◆ What is required:
Copy, from the entries below, each line where the word "BiFPN" can be found.

-- Begin Stored data --

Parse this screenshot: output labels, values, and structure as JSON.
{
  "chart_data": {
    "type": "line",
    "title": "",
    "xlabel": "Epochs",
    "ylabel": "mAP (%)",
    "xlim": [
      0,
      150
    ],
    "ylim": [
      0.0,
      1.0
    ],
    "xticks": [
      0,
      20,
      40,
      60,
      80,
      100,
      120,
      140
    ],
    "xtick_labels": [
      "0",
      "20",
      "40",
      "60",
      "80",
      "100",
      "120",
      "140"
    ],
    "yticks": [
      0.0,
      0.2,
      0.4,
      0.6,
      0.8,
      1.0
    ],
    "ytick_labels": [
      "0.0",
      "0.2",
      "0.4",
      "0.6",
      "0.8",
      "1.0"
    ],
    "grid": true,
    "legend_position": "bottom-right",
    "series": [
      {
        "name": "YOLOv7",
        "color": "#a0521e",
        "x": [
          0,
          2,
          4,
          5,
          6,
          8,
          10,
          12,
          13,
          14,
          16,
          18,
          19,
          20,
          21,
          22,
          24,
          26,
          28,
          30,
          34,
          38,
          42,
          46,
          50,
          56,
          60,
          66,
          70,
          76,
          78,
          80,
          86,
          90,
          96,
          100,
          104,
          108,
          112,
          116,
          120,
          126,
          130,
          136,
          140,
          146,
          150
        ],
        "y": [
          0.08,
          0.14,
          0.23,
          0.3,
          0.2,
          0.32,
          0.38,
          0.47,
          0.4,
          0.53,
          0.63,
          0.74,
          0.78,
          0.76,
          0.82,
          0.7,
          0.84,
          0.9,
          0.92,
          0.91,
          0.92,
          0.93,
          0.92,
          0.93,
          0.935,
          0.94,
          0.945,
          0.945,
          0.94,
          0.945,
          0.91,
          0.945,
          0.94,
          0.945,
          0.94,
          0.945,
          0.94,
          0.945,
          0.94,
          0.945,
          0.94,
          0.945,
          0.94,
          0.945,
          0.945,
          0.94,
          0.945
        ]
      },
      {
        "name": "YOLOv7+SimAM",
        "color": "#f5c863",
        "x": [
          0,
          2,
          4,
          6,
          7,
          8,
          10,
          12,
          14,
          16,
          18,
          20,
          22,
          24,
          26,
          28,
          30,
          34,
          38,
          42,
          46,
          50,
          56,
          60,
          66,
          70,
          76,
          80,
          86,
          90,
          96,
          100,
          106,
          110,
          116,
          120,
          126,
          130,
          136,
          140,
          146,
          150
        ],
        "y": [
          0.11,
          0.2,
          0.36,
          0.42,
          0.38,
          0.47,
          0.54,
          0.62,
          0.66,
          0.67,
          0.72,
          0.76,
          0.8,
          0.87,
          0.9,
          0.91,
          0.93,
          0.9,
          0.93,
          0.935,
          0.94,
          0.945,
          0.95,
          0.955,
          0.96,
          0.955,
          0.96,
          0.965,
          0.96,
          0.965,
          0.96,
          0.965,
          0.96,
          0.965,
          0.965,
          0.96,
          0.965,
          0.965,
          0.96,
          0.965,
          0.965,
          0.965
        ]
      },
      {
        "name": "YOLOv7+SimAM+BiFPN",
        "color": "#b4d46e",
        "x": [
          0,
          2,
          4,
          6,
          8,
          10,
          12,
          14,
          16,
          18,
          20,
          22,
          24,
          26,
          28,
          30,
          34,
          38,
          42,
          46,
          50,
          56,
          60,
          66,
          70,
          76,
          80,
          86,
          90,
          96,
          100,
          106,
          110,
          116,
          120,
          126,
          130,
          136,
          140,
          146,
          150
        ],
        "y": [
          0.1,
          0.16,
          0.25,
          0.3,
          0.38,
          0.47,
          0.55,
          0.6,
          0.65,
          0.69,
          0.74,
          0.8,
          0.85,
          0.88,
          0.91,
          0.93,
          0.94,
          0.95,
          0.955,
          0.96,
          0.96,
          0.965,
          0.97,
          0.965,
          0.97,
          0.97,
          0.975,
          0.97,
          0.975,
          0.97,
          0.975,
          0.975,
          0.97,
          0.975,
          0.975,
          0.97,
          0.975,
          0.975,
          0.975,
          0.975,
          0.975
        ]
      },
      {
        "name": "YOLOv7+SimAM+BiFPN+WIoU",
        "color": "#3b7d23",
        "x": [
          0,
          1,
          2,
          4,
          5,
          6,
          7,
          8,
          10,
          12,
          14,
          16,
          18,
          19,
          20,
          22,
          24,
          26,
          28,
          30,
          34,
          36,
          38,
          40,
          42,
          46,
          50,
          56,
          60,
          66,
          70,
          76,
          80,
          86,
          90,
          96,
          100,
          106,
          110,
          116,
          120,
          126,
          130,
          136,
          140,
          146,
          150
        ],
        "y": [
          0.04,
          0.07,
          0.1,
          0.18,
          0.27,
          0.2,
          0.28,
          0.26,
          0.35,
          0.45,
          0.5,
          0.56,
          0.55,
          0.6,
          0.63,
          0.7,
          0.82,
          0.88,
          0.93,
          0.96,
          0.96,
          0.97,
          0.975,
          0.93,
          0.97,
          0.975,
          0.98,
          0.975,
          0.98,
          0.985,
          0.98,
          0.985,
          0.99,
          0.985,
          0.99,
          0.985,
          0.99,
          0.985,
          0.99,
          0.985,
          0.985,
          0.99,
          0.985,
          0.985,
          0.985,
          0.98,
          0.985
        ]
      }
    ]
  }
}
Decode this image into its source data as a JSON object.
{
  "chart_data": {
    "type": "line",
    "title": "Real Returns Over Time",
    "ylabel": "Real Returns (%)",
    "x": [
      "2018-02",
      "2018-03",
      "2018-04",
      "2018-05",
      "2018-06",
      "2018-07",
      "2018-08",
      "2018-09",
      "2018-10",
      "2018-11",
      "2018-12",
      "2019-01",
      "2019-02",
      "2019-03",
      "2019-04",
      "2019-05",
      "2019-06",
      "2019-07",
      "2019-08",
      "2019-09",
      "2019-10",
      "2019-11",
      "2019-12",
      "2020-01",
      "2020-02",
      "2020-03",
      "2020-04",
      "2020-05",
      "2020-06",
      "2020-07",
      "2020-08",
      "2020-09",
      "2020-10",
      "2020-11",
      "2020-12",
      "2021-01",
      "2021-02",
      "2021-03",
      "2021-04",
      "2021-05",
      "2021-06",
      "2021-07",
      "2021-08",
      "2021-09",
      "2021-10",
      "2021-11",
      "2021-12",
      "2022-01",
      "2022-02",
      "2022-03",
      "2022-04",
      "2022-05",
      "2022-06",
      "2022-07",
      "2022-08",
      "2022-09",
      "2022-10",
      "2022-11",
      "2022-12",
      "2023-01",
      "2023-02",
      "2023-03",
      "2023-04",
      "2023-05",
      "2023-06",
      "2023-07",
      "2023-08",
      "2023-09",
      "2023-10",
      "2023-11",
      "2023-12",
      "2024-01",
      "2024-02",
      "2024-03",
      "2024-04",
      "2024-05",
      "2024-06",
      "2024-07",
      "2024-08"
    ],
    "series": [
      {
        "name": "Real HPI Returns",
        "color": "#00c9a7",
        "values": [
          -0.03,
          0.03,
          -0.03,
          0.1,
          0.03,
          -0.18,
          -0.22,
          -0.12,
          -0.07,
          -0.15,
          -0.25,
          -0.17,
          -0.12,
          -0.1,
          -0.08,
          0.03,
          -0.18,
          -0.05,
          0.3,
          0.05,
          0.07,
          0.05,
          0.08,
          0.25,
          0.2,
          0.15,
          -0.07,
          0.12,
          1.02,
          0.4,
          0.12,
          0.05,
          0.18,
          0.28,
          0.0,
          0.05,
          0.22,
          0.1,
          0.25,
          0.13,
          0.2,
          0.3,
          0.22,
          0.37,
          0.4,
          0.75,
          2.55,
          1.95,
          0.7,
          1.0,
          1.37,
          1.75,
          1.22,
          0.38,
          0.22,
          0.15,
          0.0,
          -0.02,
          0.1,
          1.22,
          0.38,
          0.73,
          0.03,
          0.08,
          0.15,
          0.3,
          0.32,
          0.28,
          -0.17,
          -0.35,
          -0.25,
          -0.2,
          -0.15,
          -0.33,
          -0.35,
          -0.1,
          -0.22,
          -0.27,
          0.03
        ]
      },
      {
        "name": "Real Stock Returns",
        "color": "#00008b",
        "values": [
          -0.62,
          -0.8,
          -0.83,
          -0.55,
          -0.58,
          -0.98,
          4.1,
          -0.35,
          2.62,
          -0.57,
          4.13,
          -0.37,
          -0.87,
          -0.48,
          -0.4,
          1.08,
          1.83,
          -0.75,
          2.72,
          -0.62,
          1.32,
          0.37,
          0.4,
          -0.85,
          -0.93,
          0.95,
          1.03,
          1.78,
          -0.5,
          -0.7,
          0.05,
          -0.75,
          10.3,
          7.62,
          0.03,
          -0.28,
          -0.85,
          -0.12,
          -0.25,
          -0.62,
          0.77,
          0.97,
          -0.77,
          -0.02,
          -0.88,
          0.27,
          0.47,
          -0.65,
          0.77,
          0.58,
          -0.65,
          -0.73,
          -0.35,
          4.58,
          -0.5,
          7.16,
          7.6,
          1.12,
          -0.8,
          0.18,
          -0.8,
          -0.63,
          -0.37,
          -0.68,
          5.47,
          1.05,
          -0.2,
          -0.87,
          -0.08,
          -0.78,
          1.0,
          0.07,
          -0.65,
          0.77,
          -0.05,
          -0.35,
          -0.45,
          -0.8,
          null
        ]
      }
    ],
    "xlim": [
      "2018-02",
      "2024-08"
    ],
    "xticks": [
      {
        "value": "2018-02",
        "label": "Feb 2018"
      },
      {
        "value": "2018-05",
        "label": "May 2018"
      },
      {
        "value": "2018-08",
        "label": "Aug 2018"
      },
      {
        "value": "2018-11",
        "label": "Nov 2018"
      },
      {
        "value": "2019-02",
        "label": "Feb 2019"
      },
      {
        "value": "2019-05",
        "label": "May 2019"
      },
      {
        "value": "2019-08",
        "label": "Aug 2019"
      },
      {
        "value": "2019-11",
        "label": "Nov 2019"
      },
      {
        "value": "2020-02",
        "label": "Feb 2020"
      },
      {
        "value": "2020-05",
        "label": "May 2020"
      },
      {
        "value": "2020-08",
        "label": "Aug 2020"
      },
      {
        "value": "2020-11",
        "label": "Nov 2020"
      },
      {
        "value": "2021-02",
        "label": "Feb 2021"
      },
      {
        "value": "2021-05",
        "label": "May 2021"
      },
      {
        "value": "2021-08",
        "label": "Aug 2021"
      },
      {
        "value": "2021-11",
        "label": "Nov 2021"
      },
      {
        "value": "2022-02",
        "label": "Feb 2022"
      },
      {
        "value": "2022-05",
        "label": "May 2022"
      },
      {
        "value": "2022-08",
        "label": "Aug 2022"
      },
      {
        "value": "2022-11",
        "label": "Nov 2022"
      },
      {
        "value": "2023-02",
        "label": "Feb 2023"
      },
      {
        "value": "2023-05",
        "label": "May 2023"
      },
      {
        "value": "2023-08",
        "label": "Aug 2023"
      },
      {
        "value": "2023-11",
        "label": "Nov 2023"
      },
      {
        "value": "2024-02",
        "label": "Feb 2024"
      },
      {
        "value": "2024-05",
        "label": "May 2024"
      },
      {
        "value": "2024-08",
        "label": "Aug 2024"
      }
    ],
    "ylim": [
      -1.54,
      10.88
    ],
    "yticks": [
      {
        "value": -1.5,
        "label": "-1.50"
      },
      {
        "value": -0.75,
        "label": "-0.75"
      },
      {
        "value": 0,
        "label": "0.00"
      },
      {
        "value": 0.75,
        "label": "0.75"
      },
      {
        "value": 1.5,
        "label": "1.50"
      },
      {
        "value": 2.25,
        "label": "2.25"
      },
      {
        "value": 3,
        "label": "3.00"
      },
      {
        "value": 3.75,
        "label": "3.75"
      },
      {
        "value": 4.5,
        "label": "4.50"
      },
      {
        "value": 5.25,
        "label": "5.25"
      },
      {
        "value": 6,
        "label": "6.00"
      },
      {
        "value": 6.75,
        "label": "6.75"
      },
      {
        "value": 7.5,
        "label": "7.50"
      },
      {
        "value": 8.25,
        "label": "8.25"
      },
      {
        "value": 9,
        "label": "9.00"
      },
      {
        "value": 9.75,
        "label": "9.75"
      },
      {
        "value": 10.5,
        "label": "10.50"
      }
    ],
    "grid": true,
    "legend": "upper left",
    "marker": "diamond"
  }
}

-- End Stored data --

◆ Complete response:
        "name": "YOLOv7+SimAM+BiFPN",
        "name": "YOLOv7+SimAM+BiFPN+WIoU",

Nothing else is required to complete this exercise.